→ Directions
An exact reproduction of the records is required, with all images left out.

→ Extracted data entries
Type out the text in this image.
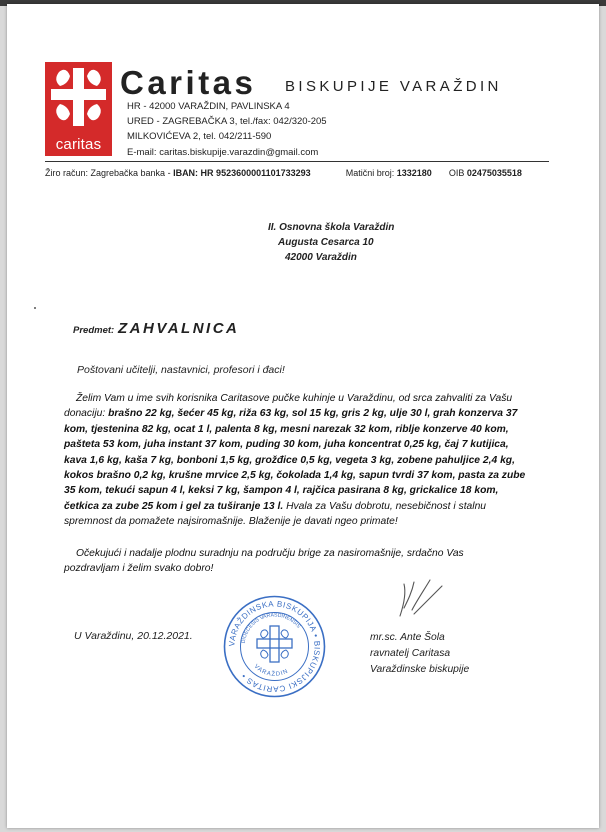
caritas
Caritas BISKUPIJE VARAŽDIN
HR - 42000 VARAŽDIN, PAVLINSKA 4
URED - ZAGREBAČKA 3, tel./fax: 042/320-205
MILKOVIĆEVA 2, tel. 042/211-590
E-mail: caritas.biskupije.varazdin@gmail.com
Žiro račun: Zagrebačka banka - IBAN: HR 9523600001101733293	Matični broj: 1332180 OIB 02475035518
II. Osnovna škola Varaždin
Augusta Cesarca 10
42000 Varaždin
Predmet: ZAHVALNICA
Poštovani učitelji, nastavnici, profesori i đaci!
Želim Vam u ime svih korisnika Caritasove pučke kuhinje u Varaždinu, od srca zahvaliti za Vašu donaciju: brašno 22 kg, šećer 45 kg, riža 63 kg, sol 15 kg, gris 2 kg, ulje 30 l, grah konzerva 37 kom, tjestenina 82 kg, ocat 1 l, palenta 8 kg, mesni narezak 32 kom, riblje konzerve 40 kom, pašteta 53 kom, juha instant 37 kom, puding 30 kom, juha koncentrat 0,25 kg, čaj 7 kutijica, kava 1,6 kg, kaša 7 kg, bonboni 1,5 kg, grožđice 0,5 kg, vegeta 3 kg, zobene pahuljice 2,4 kg, kokos brašno 0,2 kg, krušne mrvice 2,5 kg, čokolada 1,4 kg, sapun tvrdi 37 kom, pasta za zube 35 kom, tekući sapun 4 l, keksi 7 kg, šampon 4 l, rajčica pasirana 8 kg, grickalice 18 kom, četkica za zube 25 kom i gel za tuširanje 13 l. Hvala za Vašu dobrotu, nesebičnost i stalnu spremnost da pomažete najsiromašnije. Blaženije je davati ngeo primate!
Očekujući i nadalje plodnu suradnju na području brige za nasiromašnije, srdačno Vas pozdravljam i želim svako dobro!
U Varaždinu, 20.12.2021.
VARAŽDINSKA BISKUPIJA • BISKUPIJSKI CARITAS •
DIOECESIS VARASDINENSIS
VARAŽDIN
mr.sc. Ante Šola
ravnatelj Caritasa
Varaždinske biskupije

→ Finished task
Type out the text in this image.
caritas
Caritas BISKUPIJE VARAŽDIN
HR - 42000 VARAŽDIN, PAVLINSKA 4
URED - ZAGREBAČKA 3, tel./fax: 042/320-205
MILKOVIĆEVA 2, tel. 042/211-590
E-mail: caritas.biskupije.varazdin@gmail.com
Žiro račun: Zagrebačka banka - IBAN: HR 9523600001101733293	Matični broj: 1332180 OIB 02475035518
II. Osnovna škola Varaždin
Augusta Cesarca 10
42000 Varaždin
Predmet: ZAHVALNICA
Poštovani učitelji, nastavnici, profesori i đaci!
Želim Vam u ime svih korisnika Caritasove pučke kuhinje u Varaždinu, od srca zahvaliti za Vašu donaciju: brašno 22 kg, šećer 45 kg, riža 63 kg, sol 15 kg, gris 2 kg, ulje 30 l, grah konzerva 37 kom, tjestenina 82 kg, ocat 1 l, palenta 8 kg, mesni narezak 32 kom, riblje konzerve 40 kom, pašteta 53 kom, juha instant 37 kom, puding 30 kom, juha koncentrat 0,25 kg, čaj 7 kutijica, kava 1,6 kg, kaša 7 kg, bonboni 1,5 kg, grožđice 0,5 kg, vegeta 3 kg, zobene pahuljice 2,4 kg, kokos brašno 0,2 kg, krušne mrvice 2,5 kg, čokolada 1,4 kg, sapun tvrdi 37 kom, pasta za zube 35 kom, tekući sapun 4 l, keksi 7 kg, šampon 4 l, rajčica pasirana 8 kg, grickalice 18 kom, četkica za zube 25 kom i gel za tuširanje 13 l. Hvala za Vašu dobrotu, nesebičnost i stalnu spremnost da pomažete najsiromašnije. Blaženije je davati ngeo primate!
Očekujući i nadalje plodnu suradnju na području brige za nasiromašnije, srdačno Vas pozdravljam i želim svako dobro!
U Varaždinu, 20.12.2021.
VARAŽDINSKA BISKUPIJA • BISKUPIJSKI CARITAS •
DIOECESIS VARASDINENSIS
VARAŽDIN
mr.sc. Ante Šola
ravnatelj Caritasa
Varaždinske biskupije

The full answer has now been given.